> **Requirement**: Write out all of the data exactly as it appears.

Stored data

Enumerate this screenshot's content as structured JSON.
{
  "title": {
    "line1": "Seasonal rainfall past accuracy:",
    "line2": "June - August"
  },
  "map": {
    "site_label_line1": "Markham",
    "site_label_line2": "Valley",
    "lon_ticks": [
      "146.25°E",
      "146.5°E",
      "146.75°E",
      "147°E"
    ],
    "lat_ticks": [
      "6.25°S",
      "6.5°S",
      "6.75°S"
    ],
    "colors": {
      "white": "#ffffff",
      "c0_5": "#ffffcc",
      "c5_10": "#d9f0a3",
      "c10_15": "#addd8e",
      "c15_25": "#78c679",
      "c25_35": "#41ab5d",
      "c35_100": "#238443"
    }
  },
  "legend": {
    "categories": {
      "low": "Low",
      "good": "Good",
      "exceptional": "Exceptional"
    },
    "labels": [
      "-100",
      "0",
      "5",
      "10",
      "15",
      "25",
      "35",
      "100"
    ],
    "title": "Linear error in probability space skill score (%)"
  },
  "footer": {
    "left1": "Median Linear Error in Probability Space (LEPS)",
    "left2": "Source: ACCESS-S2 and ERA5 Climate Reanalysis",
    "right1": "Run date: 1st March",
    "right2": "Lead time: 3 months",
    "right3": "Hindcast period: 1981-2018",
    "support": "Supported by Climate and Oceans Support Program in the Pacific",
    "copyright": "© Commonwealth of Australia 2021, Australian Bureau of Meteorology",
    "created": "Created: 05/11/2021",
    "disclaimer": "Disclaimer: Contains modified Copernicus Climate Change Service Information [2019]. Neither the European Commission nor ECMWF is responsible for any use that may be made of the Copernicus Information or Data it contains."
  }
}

> **Response to the exercise**:
Enumerate this screenshot's content as structured JSON.
{
  "title": {
    "line1": "Seasonal rainfall past accuracy:",
    "line2": "June - August"
  },
  "map": {
    "site_label_line1": "Markham",
    "site_label_line2": "Valley",
    "lon_ticks": [
      "146.25°E",
      "146.5°E",
      "146.75°E",
      "147°E"
    ],
    "lat_ticks": [
      "6.25°S",
      "6.5°S",
      "6.75°S"
    ],
    "colors": {
      "white": "#ffffff",
      "c0_5": "#ffffcc",
      "c5_10": "#d9f0a3",
      "c10_15": "#addd8e",
      "c15_25": "#78c679",
      "c25_35": "#41ab5d",
      "c35_100": "#238443"
    }
  },
  "legend": {
    "categories": {
      "low": "Low",
      "good": "Good",
      "exceptional": "Exceptional"
    },
    "labels": [
      "-100",
      "0",
      "5",
      "10",
      "15",
      "25",
      "35",
      "100"
    ],
    "title": "Linear error in probability space skill score (%)"
  },
  "footer": {
    "left1": "Median Linear Error in Probability Space (LEPS)",
    "left2": "Source: ACCESS-S2 and ERA5 Climate Reanalysis",
    "right1": "Run date: 1st March",
    "right2": "Lead time: 3 months",
    "right3": "Hindcast period: 1981-2018",
    "support": "Supported by Climate and Oceans Support Program in the Pacific",
    "copyright": "© Commonwealth of Australia 2021, Australian Bureau of Meteorology",
    "created": "Created: 05/11/2021",
    "disclaimer": "Disclaimer: Contains modified Copernicus Climate Change Service Information [2019]. Neither the European Commission nor ECMWF is responsible for any use that may be made of the Copernicus Information or Data it contains."
  }
}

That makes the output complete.